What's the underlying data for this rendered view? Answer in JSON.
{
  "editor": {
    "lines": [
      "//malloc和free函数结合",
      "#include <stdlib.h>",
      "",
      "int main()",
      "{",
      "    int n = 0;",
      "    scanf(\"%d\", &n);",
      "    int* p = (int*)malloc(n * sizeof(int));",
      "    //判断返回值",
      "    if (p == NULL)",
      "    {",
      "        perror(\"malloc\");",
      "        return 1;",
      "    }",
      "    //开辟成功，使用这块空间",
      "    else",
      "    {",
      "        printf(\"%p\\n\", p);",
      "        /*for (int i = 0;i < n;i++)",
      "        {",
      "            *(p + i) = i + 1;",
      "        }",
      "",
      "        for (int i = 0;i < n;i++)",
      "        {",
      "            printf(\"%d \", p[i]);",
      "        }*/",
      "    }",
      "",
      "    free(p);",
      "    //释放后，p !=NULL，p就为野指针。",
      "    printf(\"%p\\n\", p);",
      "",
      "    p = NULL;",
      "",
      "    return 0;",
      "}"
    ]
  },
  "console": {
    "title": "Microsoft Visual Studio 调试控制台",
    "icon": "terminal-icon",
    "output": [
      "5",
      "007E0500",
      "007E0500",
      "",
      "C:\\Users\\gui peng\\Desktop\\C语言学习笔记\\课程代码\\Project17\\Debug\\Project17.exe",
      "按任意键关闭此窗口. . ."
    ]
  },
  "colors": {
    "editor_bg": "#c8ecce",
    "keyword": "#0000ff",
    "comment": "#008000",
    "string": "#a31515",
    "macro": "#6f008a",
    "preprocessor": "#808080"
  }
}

++++

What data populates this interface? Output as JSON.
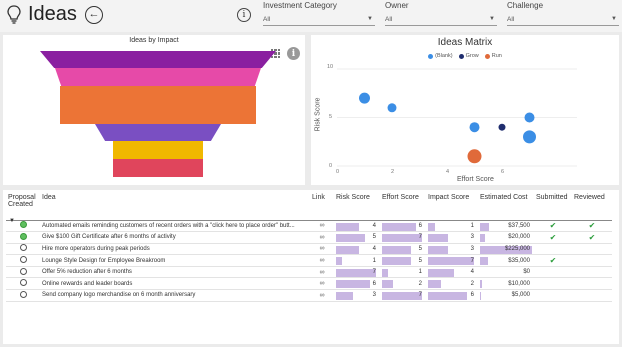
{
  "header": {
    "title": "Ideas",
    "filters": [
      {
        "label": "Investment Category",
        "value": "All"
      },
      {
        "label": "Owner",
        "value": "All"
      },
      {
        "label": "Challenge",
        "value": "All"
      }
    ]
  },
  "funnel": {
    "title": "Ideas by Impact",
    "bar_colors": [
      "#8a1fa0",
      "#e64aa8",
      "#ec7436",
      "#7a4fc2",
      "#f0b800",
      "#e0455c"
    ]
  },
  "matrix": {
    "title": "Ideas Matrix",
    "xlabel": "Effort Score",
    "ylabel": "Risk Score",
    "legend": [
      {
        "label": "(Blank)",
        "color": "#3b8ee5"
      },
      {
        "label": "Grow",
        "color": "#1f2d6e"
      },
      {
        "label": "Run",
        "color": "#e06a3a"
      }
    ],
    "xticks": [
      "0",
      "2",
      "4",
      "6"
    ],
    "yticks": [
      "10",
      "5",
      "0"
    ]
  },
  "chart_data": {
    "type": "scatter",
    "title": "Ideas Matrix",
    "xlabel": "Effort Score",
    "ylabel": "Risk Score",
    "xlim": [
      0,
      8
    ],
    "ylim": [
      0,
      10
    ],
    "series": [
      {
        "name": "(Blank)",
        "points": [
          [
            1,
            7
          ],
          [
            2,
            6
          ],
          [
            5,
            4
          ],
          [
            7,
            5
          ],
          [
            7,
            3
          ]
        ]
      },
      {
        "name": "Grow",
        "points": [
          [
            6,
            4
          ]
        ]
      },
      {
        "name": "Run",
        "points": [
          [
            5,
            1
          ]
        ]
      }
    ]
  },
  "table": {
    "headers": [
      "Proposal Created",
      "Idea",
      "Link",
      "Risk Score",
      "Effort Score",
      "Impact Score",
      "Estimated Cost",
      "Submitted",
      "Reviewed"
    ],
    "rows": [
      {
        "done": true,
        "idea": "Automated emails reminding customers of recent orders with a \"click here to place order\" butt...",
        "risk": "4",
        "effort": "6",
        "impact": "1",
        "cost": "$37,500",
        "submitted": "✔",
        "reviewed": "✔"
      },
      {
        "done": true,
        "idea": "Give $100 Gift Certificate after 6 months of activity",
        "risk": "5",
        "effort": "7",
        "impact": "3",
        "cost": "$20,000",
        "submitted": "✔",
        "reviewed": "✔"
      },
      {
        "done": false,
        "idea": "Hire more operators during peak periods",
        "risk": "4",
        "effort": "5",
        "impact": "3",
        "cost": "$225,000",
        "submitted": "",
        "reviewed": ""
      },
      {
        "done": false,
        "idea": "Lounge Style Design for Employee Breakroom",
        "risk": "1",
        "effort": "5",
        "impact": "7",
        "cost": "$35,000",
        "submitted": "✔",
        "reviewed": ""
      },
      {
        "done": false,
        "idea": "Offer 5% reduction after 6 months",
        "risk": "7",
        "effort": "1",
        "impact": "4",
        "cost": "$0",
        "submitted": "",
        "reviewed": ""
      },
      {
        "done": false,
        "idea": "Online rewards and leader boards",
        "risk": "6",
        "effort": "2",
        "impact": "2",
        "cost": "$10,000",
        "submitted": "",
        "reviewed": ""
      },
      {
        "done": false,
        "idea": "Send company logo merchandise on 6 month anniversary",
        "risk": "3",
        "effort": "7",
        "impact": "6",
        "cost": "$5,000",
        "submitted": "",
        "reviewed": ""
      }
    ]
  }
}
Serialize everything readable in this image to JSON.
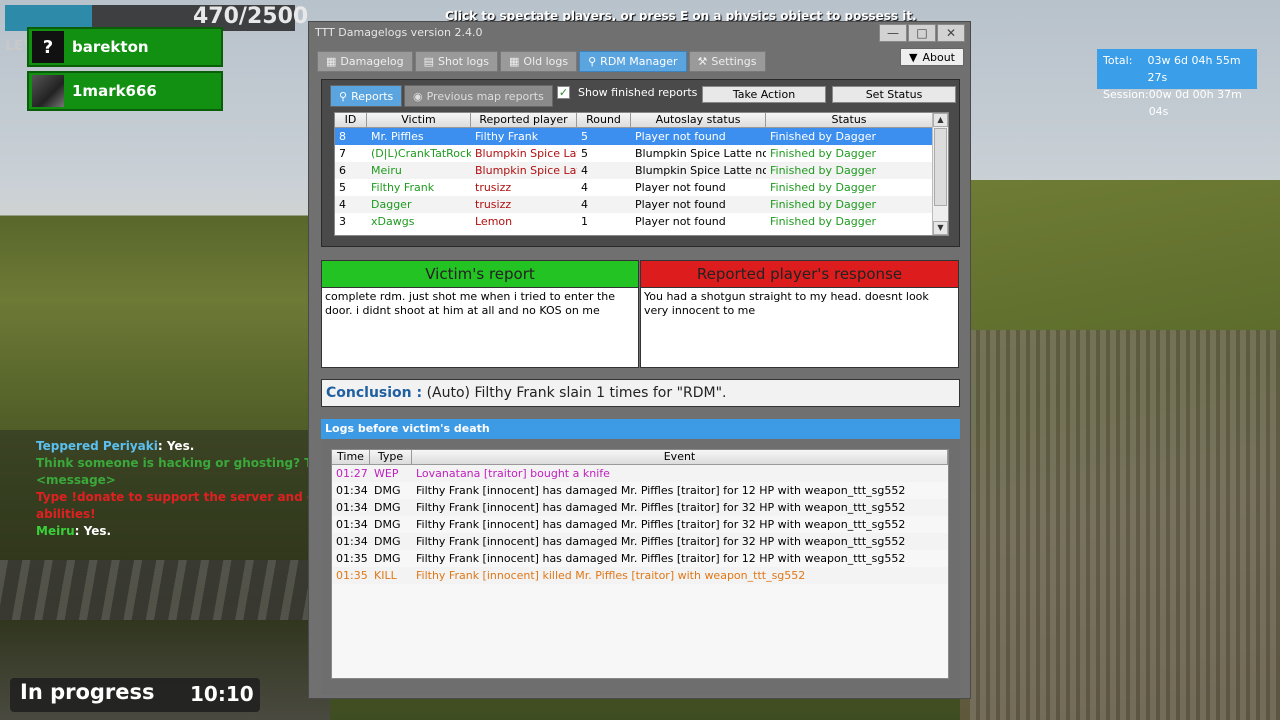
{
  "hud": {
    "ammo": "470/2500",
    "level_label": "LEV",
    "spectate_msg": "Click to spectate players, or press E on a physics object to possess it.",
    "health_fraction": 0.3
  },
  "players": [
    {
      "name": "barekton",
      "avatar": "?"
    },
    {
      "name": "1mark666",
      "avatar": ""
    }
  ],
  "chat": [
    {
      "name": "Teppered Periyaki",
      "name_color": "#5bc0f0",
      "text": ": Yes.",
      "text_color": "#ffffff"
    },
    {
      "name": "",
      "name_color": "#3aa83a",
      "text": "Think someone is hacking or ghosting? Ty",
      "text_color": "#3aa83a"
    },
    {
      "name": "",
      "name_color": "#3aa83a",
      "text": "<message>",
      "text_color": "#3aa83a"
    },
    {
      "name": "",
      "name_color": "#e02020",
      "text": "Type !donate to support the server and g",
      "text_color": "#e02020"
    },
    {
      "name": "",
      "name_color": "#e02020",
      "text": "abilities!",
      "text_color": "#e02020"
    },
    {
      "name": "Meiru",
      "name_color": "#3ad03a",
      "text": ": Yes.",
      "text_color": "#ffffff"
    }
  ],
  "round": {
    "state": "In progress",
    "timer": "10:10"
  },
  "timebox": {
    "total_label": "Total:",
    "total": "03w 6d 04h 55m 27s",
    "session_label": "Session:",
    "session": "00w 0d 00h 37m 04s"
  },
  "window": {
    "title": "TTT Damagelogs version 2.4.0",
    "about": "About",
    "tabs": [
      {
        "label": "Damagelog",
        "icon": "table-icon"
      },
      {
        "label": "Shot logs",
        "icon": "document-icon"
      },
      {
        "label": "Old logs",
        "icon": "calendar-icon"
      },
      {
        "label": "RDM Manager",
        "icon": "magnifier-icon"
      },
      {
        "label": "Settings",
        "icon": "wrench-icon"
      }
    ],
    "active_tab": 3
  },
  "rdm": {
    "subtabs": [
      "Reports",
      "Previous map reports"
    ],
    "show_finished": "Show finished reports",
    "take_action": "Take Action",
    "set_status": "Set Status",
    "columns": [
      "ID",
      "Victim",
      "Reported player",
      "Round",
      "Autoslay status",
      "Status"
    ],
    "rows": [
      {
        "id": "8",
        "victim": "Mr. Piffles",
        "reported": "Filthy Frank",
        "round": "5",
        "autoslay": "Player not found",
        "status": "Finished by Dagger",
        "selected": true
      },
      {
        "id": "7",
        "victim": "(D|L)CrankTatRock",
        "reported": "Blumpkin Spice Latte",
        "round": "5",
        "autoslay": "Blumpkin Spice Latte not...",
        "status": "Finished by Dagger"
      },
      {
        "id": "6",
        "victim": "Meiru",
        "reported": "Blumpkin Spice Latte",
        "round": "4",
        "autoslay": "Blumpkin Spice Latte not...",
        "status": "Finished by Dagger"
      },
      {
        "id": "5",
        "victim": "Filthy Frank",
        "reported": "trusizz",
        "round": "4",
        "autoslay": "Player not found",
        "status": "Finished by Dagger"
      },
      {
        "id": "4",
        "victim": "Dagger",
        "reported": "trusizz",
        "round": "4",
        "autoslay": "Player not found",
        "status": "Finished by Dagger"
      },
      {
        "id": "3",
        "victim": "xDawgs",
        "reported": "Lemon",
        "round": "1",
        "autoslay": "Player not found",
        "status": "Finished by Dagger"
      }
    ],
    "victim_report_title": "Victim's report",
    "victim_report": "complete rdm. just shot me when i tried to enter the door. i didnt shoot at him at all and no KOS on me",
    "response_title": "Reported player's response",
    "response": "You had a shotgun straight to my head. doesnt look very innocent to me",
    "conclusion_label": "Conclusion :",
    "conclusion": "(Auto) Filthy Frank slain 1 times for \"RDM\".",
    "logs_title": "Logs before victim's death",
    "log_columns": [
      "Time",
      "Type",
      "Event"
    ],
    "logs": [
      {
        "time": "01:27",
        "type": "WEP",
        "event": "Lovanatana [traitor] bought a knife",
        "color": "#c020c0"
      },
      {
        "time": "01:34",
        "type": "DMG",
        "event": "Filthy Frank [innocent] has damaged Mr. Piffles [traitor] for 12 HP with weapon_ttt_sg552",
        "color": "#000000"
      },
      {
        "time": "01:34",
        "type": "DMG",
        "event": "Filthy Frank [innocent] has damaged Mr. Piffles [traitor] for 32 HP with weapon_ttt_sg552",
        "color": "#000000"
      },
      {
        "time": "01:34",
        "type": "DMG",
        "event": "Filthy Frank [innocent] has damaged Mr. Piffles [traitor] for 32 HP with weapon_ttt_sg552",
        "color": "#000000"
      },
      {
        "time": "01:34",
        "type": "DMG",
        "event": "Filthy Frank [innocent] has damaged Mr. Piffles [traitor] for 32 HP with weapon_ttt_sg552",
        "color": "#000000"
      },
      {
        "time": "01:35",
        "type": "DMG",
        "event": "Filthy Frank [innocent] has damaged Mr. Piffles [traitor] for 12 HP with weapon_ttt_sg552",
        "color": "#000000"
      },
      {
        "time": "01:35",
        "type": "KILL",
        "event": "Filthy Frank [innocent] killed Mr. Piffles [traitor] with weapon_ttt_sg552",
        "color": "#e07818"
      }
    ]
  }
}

++++

PROBLEM TO WORK ON →
Scan the listing above and identify each line holding the string "icon"; copy every such line.

SOLVED PROBLEM →
    "icon": "terminal-icon",
        "icon": "table-icon"
        "icon": "document-icon"
        "icon": "calendar-icon"
        "icon": "magnifier-icon"
        "icon": "wrench-icon"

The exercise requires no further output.